┌──

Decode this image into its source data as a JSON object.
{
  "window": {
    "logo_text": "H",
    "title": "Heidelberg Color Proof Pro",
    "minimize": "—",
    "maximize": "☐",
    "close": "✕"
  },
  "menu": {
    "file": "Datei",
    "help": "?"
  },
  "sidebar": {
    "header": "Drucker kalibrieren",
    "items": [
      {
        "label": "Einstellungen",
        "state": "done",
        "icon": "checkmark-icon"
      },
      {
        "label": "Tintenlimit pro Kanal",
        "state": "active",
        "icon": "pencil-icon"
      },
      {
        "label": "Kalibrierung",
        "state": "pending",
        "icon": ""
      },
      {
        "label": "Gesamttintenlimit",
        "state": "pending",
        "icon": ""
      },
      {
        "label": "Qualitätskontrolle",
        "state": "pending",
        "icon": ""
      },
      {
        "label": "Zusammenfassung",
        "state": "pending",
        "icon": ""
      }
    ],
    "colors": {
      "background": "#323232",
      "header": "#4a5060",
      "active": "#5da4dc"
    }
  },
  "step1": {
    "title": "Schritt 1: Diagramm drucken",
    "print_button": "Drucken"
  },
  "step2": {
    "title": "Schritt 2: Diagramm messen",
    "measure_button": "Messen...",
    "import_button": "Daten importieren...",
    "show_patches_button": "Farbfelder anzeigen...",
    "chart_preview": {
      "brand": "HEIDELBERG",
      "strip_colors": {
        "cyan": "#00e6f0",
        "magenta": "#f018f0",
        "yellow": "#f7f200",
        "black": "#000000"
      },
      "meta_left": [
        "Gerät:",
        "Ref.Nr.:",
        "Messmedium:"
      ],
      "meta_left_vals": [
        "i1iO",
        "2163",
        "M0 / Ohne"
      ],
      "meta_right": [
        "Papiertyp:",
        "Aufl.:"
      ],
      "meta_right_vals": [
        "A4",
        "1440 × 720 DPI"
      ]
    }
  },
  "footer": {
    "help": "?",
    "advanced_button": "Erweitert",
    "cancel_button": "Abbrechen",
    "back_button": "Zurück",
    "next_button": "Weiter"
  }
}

└──

§ **PROMPT**
Identify each line of the material where the word "label" shows up, and copy it.

§ **RESULT OF THIS TASK**
        "label": "Einstellungen",
        "label": "Tintenlimit pro Kanal",
        "label": "Kalibrierung",
        "label": "Gesamttintenlimit",
        "label": "Qualitätskontrolle",
        "label": "Zusammenfassung",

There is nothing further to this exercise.